>>>>
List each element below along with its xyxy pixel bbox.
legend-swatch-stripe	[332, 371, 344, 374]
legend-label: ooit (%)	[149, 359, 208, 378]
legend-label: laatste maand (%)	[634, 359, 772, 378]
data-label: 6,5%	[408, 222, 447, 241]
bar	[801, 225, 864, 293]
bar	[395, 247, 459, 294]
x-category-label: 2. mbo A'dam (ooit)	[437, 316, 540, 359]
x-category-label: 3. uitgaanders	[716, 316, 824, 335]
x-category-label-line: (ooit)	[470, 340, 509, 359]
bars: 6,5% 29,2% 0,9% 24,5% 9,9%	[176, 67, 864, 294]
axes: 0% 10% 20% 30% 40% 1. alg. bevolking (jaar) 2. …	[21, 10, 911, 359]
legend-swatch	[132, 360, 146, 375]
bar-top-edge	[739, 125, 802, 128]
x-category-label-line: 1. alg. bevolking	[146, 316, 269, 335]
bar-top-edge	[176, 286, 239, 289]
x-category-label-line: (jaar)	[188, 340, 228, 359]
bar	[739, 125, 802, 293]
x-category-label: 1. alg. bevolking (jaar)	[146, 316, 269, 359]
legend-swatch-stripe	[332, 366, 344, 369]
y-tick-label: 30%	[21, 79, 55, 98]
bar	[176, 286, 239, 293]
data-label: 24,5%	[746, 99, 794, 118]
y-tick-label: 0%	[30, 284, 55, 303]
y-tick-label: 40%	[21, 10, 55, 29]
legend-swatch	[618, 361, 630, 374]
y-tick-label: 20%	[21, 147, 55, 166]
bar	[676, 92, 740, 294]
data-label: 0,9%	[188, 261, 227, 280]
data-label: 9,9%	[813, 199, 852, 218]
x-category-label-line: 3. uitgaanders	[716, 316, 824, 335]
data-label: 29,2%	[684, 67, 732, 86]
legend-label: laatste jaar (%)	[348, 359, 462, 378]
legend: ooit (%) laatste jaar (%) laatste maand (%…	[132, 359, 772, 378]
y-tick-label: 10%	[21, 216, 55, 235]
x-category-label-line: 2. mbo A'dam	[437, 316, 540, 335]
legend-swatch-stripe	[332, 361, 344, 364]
<<<<
Work required – List each line of the material above that contains the string "ooit".

Worked answer –
legend-label: ooit (%)	[149, 359, 208, 378]
x-category-label: 2. mbo A'dam (ooit)	[437, 316, 540, 359]
x-category-label-line: (ooit)	[470, 340, 509, 359]
legend: ooit (%) laatste jaar (%) laatste maand (%…	[132, 359, 772, 378]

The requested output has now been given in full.